EXERCISE INSTRUCTIONS: Return all lines with the word "кожну" in them.
____
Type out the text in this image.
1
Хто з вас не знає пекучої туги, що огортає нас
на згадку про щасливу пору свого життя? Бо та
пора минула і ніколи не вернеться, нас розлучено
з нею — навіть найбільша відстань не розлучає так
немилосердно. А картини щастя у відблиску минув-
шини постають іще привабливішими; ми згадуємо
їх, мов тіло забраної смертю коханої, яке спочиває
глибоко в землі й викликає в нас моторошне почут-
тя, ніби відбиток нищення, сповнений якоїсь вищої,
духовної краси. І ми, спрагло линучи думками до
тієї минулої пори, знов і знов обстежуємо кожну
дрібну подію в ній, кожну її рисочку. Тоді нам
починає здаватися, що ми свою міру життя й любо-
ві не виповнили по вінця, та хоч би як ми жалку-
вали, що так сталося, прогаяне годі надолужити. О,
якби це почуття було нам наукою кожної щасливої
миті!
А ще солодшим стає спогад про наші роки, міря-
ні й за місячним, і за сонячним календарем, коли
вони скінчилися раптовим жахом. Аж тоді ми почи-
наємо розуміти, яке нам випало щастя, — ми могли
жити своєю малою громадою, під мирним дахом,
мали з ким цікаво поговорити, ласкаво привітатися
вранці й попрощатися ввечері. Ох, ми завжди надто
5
____
FINISHED TASK:
тієї минулої пори, знов і знов обстежуємо кожну
дрібну подію в ній, кожну її рисочку. Тоді нам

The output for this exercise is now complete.